Take each line that has the word "Chantal" and return it.

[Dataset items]

# # # # #

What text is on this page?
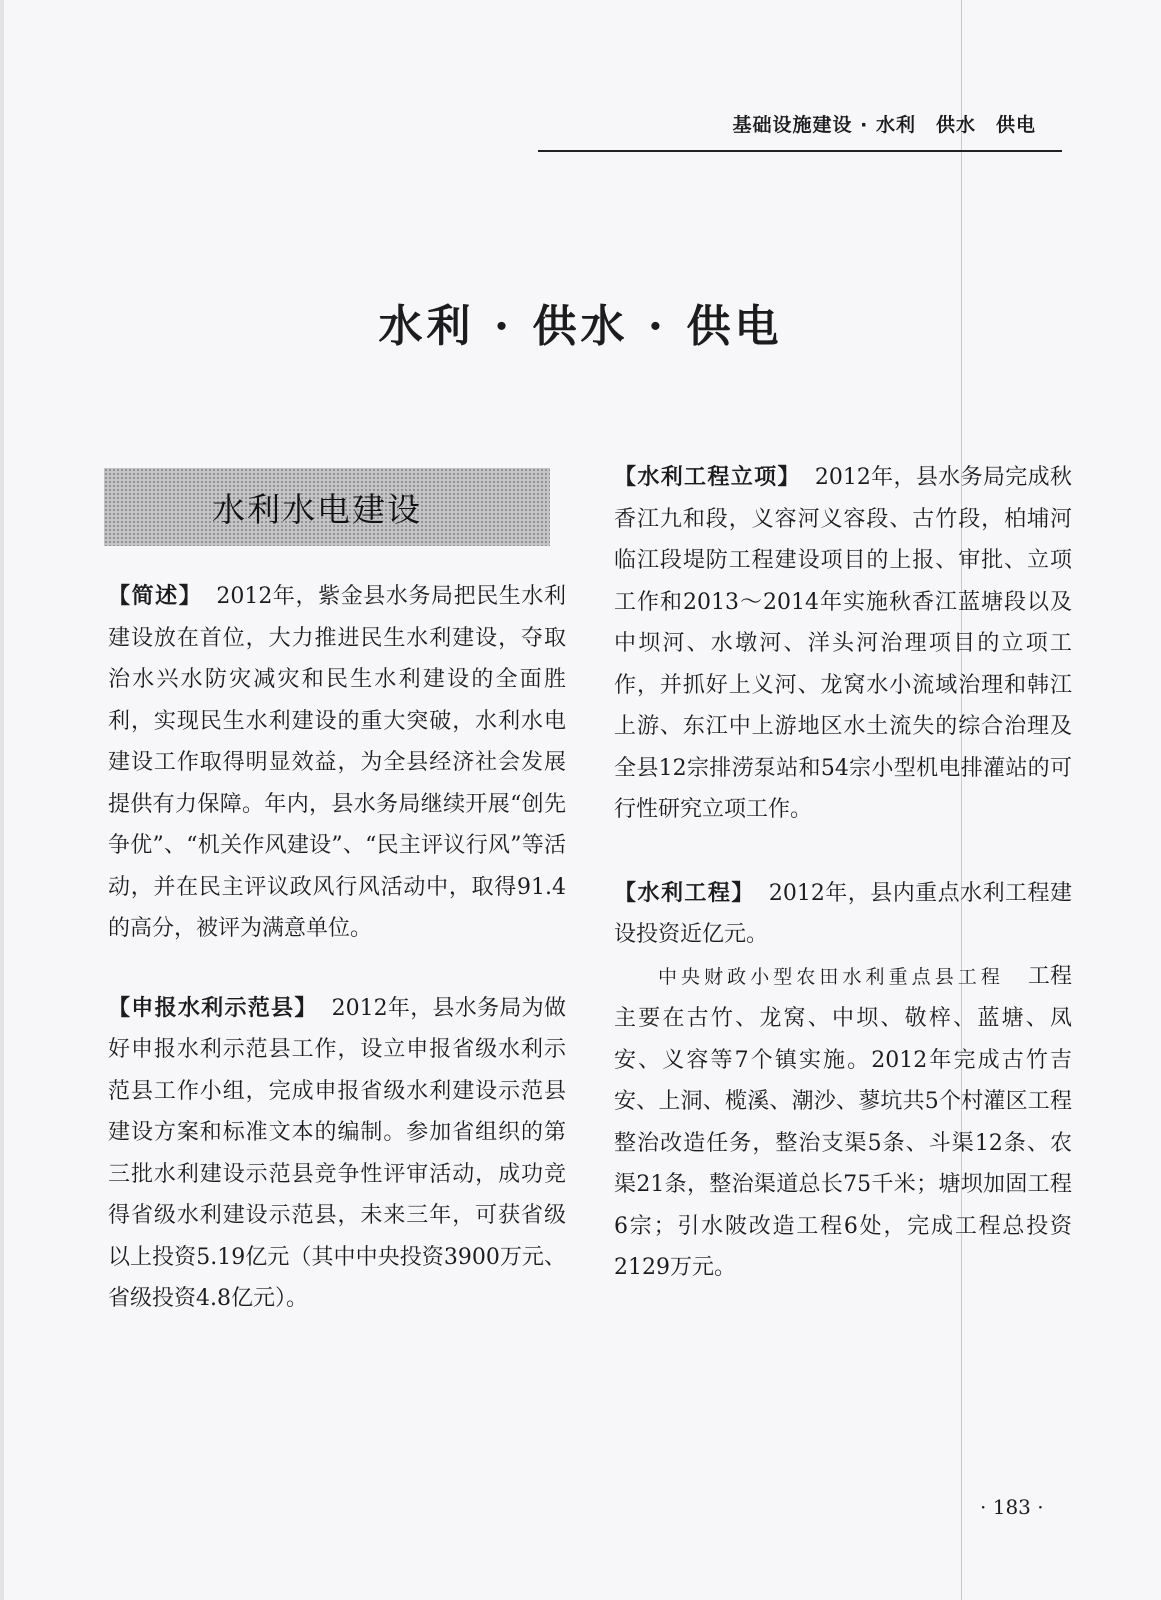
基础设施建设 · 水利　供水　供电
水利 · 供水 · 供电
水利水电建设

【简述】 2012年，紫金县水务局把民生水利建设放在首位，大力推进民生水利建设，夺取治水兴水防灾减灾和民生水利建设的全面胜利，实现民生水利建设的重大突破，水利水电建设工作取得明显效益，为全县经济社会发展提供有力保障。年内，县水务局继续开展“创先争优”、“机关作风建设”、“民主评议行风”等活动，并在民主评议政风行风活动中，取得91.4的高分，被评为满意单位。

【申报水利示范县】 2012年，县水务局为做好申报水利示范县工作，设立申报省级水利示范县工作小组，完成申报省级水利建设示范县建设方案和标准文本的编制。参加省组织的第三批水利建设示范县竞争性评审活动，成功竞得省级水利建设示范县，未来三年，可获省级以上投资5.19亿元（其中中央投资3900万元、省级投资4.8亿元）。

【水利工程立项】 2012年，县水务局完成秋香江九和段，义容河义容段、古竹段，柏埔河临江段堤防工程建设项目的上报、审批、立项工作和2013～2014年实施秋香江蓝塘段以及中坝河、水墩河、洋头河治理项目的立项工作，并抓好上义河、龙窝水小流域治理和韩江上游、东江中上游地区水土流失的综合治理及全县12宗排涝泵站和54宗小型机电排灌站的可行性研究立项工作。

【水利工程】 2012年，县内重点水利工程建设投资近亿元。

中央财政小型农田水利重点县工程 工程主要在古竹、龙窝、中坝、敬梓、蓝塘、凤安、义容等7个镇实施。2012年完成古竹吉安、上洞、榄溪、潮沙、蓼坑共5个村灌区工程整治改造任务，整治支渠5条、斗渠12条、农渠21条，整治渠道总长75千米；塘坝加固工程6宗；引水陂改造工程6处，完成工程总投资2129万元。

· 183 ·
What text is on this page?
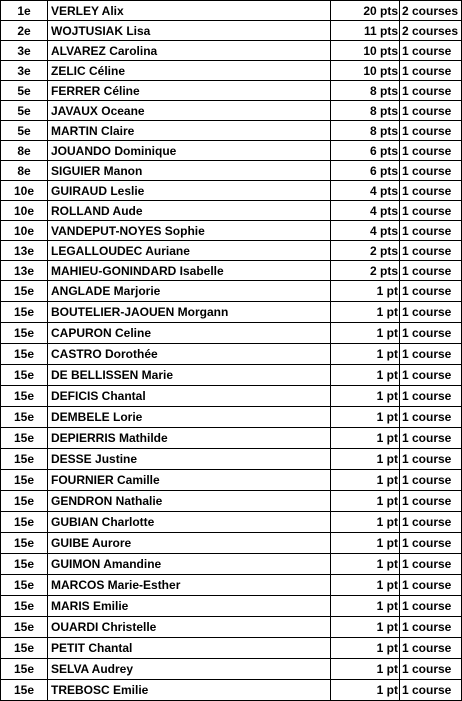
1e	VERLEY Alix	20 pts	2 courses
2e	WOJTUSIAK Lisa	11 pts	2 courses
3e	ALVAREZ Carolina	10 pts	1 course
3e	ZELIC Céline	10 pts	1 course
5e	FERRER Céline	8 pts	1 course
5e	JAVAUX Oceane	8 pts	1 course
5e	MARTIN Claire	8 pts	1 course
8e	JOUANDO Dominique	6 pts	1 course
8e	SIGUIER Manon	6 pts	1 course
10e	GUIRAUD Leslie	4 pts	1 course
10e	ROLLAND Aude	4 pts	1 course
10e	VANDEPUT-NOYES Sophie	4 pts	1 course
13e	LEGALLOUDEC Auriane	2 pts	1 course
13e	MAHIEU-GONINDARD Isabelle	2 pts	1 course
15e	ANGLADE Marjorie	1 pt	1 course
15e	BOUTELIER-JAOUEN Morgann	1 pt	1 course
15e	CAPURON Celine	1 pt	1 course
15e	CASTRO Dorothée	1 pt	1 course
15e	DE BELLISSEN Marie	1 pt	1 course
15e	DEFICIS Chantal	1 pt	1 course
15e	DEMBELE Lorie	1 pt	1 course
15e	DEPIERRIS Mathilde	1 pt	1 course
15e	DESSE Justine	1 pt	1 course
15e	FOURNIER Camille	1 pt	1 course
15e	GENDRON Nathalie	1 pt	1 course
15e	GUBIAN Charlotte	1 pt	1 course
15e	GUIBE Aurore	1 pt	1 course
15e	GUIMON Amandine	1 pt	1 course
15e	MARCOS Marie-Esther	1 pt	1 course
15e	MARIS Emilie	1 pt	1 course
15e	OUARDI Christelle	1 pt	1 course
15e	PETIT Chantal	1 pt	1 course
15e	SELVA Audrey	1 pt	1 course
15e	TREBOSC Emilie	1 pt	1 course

# # # # #

■ Solution to this exercise
15e	DEFICIS Chantal	1 pt	1 course
15e	PETIT Chantal	1 pt	1 course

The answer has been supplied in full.